From the listing below, extract each entry exactly as written, minus the images.

---

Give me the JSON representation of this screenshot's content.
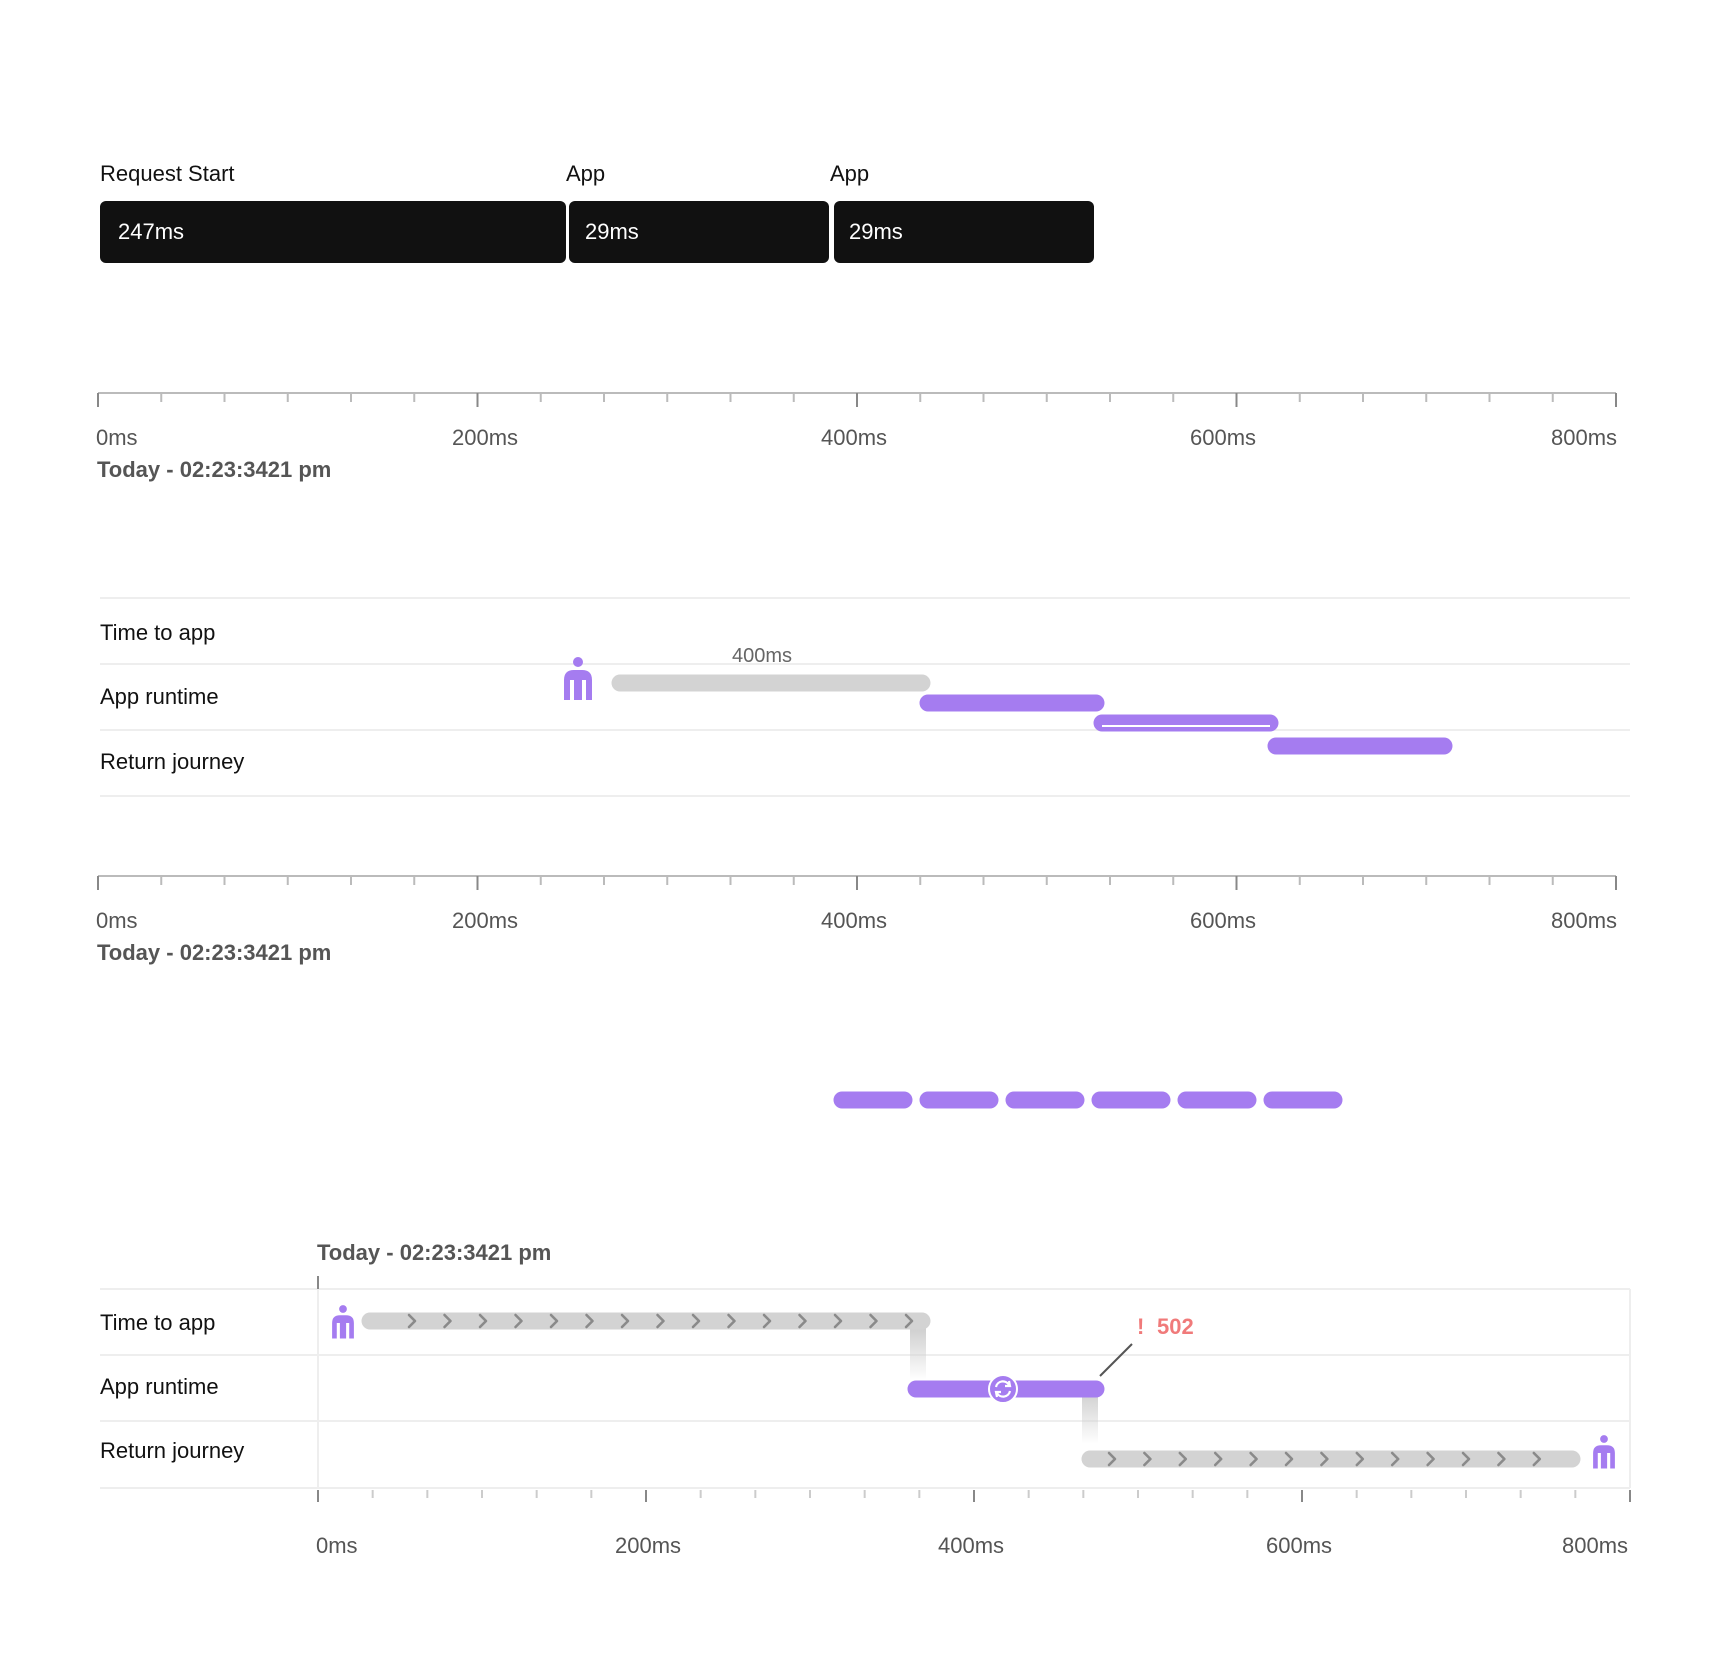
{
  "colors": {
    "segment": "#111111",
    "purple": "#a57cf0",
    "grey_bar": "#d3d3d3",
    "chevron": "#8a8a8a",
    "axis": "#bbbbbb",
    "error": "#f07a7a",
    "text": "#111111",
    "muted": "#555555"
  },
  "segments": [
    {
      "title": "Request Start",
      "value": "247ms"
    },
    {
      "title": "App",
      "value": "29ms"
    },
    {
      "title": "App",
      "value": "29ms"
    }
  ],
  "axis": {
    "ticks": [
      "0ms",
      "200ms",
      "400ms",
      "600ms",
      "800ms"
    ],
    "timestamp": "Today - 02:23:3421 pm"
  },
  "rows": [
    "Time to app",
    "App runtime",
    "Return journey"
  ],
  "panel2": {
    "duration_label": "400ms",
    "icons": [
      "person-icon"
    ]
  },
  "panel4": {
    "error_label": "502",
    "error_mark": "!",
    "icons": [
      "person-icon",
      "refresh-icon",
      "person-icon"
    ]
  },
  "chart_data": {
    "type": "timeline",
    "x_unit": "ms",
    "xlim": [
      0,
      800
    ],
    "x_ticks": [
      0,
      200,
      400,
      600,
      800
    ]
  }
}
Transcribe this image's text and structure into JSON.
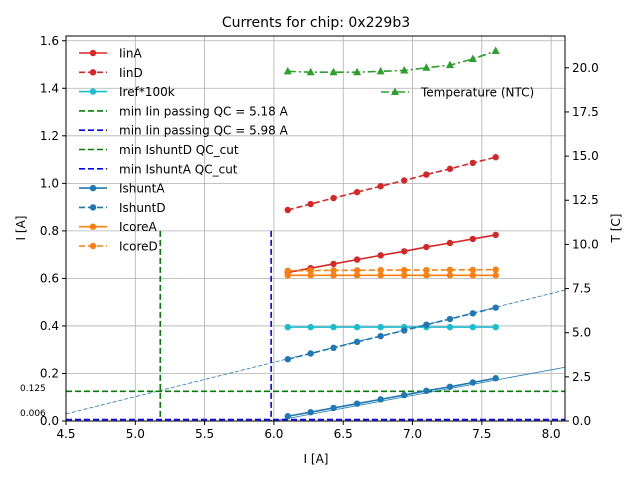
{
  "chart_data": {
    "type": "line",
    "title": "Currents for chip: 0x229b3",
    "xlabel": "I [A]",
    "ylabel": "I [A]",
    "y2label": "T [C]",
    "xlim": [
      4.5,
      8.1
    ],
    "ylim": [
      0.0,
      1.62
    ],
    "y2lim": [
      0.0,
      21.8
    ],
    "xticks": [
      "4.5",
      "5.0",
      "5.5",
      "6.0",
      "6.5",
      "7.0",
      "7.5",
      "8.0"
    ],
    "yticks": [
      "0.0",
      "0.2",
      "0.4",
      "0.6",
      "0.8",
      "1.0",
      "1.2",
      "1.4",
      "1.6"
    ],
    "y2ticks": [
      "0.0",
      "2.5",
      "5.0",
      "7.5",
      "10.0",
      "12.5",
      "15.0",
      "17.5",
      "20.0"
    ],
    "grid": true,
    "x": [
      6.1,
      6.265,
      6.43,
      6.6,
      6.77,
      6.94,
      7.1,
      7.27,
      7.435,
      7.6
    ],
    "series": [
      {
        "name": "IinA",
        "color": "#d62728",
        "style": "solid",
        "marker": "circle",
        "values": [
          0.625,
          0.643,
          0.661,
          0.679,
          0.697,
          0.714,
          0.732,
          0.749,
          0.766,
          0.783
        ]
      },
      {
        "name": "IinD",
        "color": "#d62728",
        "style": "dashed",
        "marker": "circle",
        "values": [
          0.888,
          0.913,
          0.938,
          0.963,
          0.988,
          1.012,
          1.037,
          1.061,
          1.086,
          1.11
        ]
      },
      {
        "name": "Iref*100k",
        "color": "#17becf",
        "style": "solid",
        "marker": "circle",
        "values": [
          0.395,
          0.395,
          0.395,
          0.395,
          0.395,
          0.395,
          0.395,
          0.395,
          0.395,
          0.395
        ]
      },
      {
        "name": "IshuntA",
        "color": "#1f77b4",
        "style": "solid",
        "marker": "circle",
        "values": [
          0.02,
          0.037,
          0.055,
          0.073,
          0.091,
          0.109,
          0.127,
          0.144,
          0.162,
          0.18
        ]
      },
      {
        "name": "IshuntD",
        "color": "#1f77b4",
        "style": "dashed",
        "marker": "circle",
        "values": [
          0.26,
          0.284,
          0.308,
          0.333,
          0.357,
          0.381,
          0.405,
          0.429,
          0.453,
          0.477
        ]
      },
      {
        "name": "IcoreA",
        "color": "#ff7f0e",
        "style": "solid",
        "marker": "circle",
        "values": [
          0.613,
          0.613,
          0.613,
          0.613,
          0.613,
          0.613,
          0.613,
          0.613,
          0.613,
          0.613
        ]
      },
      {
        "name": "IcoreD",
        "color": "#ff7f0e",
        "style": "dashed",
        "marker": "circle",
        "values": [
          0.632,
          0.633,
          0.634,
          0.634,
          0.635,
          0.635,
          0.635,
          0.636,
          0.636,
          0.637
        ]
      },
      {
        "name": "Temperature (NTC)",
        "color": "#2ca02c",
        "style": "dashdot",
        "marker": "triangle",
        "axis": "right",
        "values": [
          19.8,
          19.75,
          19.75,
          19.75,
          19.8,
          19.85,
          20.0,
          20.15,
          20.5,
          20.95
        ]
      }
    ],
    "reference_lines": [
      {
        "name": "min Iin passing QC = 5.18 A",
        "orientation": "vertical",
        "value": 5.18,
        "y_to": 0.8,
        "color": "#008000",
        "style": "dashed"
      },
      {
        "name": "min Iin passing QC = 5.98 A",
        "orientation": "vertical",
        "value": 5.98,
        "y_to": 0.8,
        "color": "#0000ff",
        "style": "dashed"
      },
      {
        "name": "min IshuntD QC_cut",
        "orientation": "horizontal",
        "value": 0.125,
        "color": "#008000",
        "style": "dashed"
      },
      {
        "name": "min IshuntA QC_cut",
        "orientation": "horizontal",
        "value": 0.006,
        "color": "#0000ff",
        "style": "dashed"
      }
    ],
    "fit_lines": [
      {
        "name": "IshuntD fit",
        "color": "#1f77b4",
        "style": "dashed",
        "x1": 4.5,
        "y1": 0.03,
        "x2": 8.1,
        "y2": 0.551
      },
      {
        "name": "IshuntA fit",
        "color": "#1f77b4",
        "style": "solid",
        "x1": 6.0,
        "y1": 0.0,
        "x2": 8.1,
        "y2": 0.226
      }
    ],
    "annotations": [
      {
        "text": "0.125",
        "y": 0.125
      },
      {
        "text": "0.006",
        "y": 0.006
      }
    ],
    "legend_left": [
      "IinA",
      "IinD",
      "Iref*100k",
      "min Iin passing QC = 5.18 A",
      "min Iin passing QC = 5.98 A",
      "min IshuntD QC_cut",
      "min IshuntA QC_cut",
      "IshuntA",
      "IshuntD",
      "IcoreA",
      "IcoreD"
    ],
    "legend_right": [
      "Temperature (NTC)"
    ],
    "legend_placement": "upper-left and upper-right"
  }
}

---

Task solution:
Give me the JSON representation of this screenshot's content.
{
  "colors": {
    "segment": "#111111",
    "purple": "#a57cf0",
    "grey_bar": "#d3d3d3",
    "chevron": "#8a8a8a",
    "axis": "#bbbbbb",
    "error": "#f07a7a",
    "text": "#111111",
    "muted": "#555555"
  },
  "segments": [
    {
      "title": "Request Start",
      "value": "247ms"
    },
    {
      "title": "App",
      "value": "29ms"
    },
    {
      "title": "App",
      "value": "29ms"
    }
  ],
  "axis": {
    "ticks": [
      "0ms",
      "200ms",
      "400ms",
      "600ms",
      "800ms"
    ],
    "timestamp": "Today - 02:23:3421 pm"
  },
  "rows": [
    "Time to app",
    "App runtime",
    "Return journey"
  ],
  "panel2": {
    "duration_label": "400ms",
    "icons": [
      "person-icon"
    ]
  },
  "panel4": {
    "error_label": "502",
    "error_mark": "!",
    "icons": [
      "person-icon",
      "refresh-icon",
      "person-icon"
    ]
  },
  "chart_data": {
    "type": "timeline",
    "x_unit": "ms",
    "xlim": [
      0,
      800
    ],
    "x_ticks": [
      0,
      200,
      400,
      600,
      800
    ]
  }
}
Transcribe this image's text and structure into JSON.
{
  "chart_data": {
    "type": "line",
    "title": "Currents for chip: 0x229b3",
    "xlabel": "I [A]",
    "ylabel": "I [A]",
    "y2label": "T [C]",
    "xlim": [
      4.5,
      8.1
    ],
    "ylim": [
      0.0,
      1.62
    ],
    "y2lim": [
      0.0,
      21.8
    ],
    "xticks": [
      "4.5",
      "5.0",
      "5.5",
      "6.0",
      "6.5",
      "7.0",
      "7.5",
      "8.0"
    ],
    "yticks": [
      "0.0",
      "0.2",
      "0.4",
      "0.6",
      "0.8",
      "1.0",
      "1.2",
      "1.4",
      "1.6"
    ],
    "y2ticks": [
      "0.0",
      "2.5",
      "5.0",
      "7.5",
      "10.0",
      "12.5",
      "15.0",
      "17.5",
      "20.0"
    ],
    "grid": true,
    "x": [
      6.1,
      6.265,
      6.43,
      6.6,
      6.77,
      6.94,
      7.1,
      7.27,
      7.435,
      7.6
    ],
    "series": [
      {
        "name": "IinA",
        "color": "#d62728",
        "style": "solid",
        "marker": "circle",
        "values": [
          0.625,
          0.643,
          0.661,
          0.679,
          0.697,
          0.714,
          0.732,
          0.749,
          0.766,
          0.783
        ]
      },
      {
        "name": "IinD",
        "color": "#d62728",
        "style": "dashed",
        "marker": "circle",
        "values": [
          0.888,
          0.913,
          0.938,
          0.963,
          0.988,
          1.012,
          1.037,
          1.061,
          1.086,
          1.11
        ]
      },
      {
        "name": "Iref*100k",
        "color": "#17becf",
        "style": "solid",
        "marker": "circle",
        "values": [
          0.395,
          0.395,
          0.395,
          0.395,
          0.395,
          0.395,
          0.395,
          0.395,
          0.395,
          0.395
        ]
      },
      {
        "name": "IshuntA",
        "color": "#1f77b4",
        "style": "solid",
        "marker": "circle",
        "values": [
          0.02,
          0.037,
          0.055,
          0.073,
          0.091,
          0.109,
          0.127,
          0.144,
          0.162,
          0.18
        ]
      },
      {
        "name": "IshuntD",
        "color": "#1f77b4",
        "style": "dashed",
        "marker": "circle",
        "values": [
          0.26,
          0.284,
          0.308,
          0.333,
          0.357,
          0.381,
          0.405,
          0.429,
          0.453,
          0.477
        ]
      },
      {
        "name": "IcoreA",
        "color": "#ff7f0e",
        "style": "solid",
        "marker": "circle",
        "values": [
          0.613,
          0.613,
          0.613,
          0.613,
          0.613,
          0.613,
          0.613,
          0.613,
          0.613,
          0.613
        ]
      },
      {
        "name": "IcoreD",
        "color": "#ff7f0e",
        "style": "dashed",
        "marker": "circle",
        "values": [
          0.632,
          0.633,
          0.634,
          0.634,
          0.635,
          0.635,
          0.635,
          0.636,
          0.636,
          0.637
        ]
      },
      {
        "name": "Temperature (NTC)",
        "color": "#2ca02c",
        "style": "dashdot",
        "marker": "triangle",
        "axis": "right",
        "values": [
          19.8,
          19.75,
          19.75,
          19.75,
          19.8,
          19.85,
          20.0,
          20.15,
          20.5,
          20.95
        ]
      }
    ],
    "reference_lines": [
      {
        "name": "min Iin passing QC = 5.18 A",
        "orientation": "vertical",
        "value": 5.18,
        "y_to": 0.8,
        "color": "#008000",
        "style": "dashed"
      },
      {
        "name": "min Iin passing QC = 5.98 A",
        "orientation": "vertical",
        "value": 5.98,
        "y_to": 0.8,
        "color": "#0000ff",
        "style": "dashed"
      },
      {
        "name": "min IshuntD QC_cut",
        "orientation": "horizontal",
        "value": 0.125,
        "color": "#008000",
        "style": "dashed"
      },
      {
        "name": "min IshuntA QC_cut",
        "orientation": "horizontal",
        "value": 0.006,
        "color": "#0000ff",
        "style": "dashed"
      }
    ],
    "fit_lines": [
      {
        "name": "IshuntD fit",
        "color": "#1f77b4",
        "style": "dashed",
        "x1": 4.5,
        "y1": 0.03,
        "x2": 8.1,
        "y2": 0.551
      },
      {
        "name": "IshuntA fit",
        "color": "#1f77b4",
        "style": "solid",
        "x1": 6.0,
        "y1": 0.0,
        "x2": 8.1,
        "y2": 0.226
      }
    ],
    "annotations": [
      {
        "text": "0.125",
        "y": 0.125
      },
      {
        "text": "0.006",
        "y": 0.006
      }
    ],
    "legend_left": [
      "IinA",
      "IinD",
      "Iref*100k",
      "min Iin passing QC = 5.18 A",
      "min Iin passing QC = 5.98 A",
      "min IshuntD QC_cut",
      "min IshuntA QC_cut",
      "IshuntA",
      "IshuntD",
      "IcoreA",
      "IcoreD"
    ],
    "legend_right": [
      "Temperature (NTC)"
    ],
    "legend_placement": "upper-left and upper-right"
  }
}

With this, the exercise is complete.